┌────────

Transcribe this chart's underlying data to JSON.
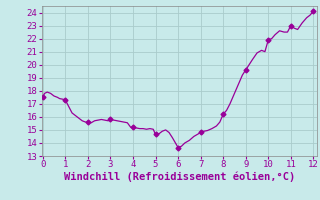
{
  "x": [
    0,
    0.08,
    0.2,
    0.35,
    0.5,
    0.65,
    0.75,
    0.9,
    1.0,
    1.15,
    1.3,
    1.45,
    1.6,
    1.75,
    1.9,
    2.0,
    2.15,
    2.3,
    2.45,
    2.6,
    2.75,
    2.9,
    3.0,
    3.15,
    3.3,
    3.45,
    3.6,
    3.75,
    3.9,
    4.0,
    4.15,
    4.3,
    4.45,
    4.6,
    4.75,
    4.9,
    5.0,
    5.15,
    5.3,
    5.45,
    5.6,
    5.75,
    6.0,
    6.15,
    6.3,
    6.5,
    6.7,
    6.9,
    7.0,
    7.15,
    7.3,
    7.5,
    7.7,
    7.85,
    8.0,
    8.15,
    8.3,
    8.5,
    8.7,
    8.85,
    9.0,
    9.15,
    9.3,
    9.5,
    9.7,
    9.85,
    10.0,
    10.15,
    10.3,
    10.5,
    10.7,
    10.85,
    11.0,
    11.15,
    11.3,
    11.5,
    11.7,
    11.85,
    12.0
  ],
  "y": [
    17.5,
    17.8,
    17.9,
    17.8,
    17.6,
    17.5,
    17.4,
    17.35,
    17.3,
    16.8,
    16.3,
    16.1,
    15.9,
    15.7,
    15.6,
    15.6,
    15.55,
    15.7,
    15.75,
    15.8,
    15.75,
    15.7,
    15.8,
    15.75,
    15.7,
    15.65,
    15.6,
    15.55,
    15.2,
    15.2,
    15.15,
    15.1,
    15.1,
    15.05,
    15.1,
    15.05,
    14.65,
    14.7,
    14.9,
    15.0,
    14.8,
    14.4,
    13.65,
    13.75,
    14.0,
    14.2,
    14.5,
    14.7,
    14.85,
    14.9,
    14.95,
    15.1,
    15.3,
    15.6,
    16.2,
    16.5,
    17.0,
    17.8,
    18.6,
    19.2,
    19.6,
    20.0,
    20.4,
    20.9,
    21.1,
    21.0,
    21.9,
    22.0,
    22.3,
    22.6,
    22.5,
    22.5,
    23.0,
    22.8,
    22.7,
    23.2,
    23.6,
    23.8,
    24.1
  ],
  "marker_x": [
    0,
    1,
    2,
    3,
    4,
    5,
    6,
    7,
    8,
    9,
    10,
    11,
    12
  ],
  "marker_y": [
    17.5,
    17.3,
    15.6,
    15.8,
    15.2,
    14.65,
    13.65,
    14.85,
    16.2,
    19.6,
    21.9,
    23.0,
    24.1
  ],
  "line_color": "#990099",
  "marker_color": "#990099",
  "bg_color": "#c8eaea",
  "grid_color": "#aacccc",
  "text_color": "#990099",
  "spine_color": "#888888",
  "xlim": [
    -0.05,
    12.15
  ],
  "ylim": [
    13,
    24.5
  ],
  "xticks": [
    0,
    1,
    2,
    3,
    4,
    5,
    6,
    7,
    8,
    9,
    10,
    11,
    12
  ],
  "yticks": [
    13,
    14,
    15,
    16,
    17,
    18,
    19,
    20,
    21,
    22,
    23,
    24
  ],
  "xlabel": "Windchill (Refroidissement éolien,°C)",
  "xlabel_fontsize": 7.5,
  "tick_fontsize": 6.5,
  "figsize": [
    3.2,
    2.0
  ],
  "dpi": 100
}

└────────

— Stated task —
Write out all the records again, exactly, minus any pictures.

— Right answer —
Transcribe this chart's underlying data to JSON.
{
  "x": [
    0,
    0.08,
    0.2,
    0.35,
    0.5,
    0.65,
    0.75,
    0.9,
    1.0,
    1.15,
    1.3,
    1.45,
    1.6,
    1.75,
    1.9,
    2.0,
    2.15,
    2.3,
    2.45,
    2.6,
    2.75,
    2.9,
    3.0,
    3.15,
    3.3,
    3.45,
    3.6,
    3.75,
    3.9,
    4.0,
    4.15,
    4.3,
    4.45,
    4.6,
    4.75,
    4.9,
    5.0,
    5.15,
    5.3,
    5.45,
    5.6,
    5.75,
    6.0,
    6.15,
    6.3,
    6.5,
    6.7,
    6.9,
    7.0,
    7.15,
    7.3,
    7.5,
    7.7,
    7.85,
    8.0,
    8.15,
    8.3,
    8.5,
    8.7,
    8.85,
    9.0,
    9.15,
    9.3,
    9.5,
    9.7,
    9.85,
    10.0,
    10.15,
    10.3,
    10.5,
    10.7,
    10.85,
    11.0,
    11.15,
    11.3,
    11.5,
    11.7,
    11.85,
    12.0
  ],
  "y": [
    17.5,
    17.8,
    17.9,
    17.8,
    17.6,
    17.5,
    17.4,
    17.35,
    17.3,
    16.8,
    16.3,
    16.1,
    15.9,
    15.7,
    15.6,
    15.6,
    15.55,
    15.7,
    15.75,
    15.8,
    15.75,
    15.7,
    15.8,
    15.75,
    15.7,
    15.65,
    15.6,
    15.55,
    15.2,
    15.2,
    15.15,
    15.1,
    15.1,
    15.05,
    15.1,
    15.05,
    14.65,
    14.7,
    14.9,
    15.0,
    14.8,
    14.4,
    13.65,
    13.75,
    14.0,
    14.2,
    14.5,
    14.7,
    14.85,
    14.9,
    14.95,
    15.1,
    15.3,
    15.6,
    16.2,
    16.5,
    17.0,
    17.8,
    18.6,
    19.2,
    19.6,
    20.0,
    20.4,
    20.9,
    21.1,
    21.0,
    21.9,
    22.0,
    22.3,
    22.6,
    22.5,
    22.5,
    23.0,
    22.8,
    22.7,
    23.2,
    23.6,
    23.8,
    24.1
  ],
  "marker_x": [
    0,
    1,
    2,
    3,
    4,
    5,
    6,
    7,
    8,
    9,
    10,
    11,
    12
  ],
  "marker_y": [
    17.5,
    17.3,
    15.6,
    15.8,
    15.2,
    14.65,
    13.65,
    14.85,
    16.2,
    19.6,
    21.9,
    23.0,
    24.1
  ],
  "line_color": "#990099",
  "marker_color": "#990099",
  "bg_color": "#c8eaea",
  "grid_color": "#aacccc",
  "text_color": "#990099",
  "spine_color": "#888888",
  "xlim": [
    -0.05,
    12.15
  ],
  "ylim": [
    13,
    24.5
  ],
  "xticks": [
    0,
    1,
    2,
    3,
    4,
    5,
    6,
    7,
    8,
    9,
    10,
    11,
    12
  ],
  "yticks": [
    13,
    14,
    15,
    16,
    17,
    18,
    19,
    20,
    21,
    22,
    23,
    24
  ],
  "xlabel": "Windchill (Refroidissement éolien,°C)",
  "xlabel_fontsize": 7.5,
  "tick_fontsize": 6.5,
  "figsize": [
    3.2,
    2.0
  ],
  "dpi": 100
}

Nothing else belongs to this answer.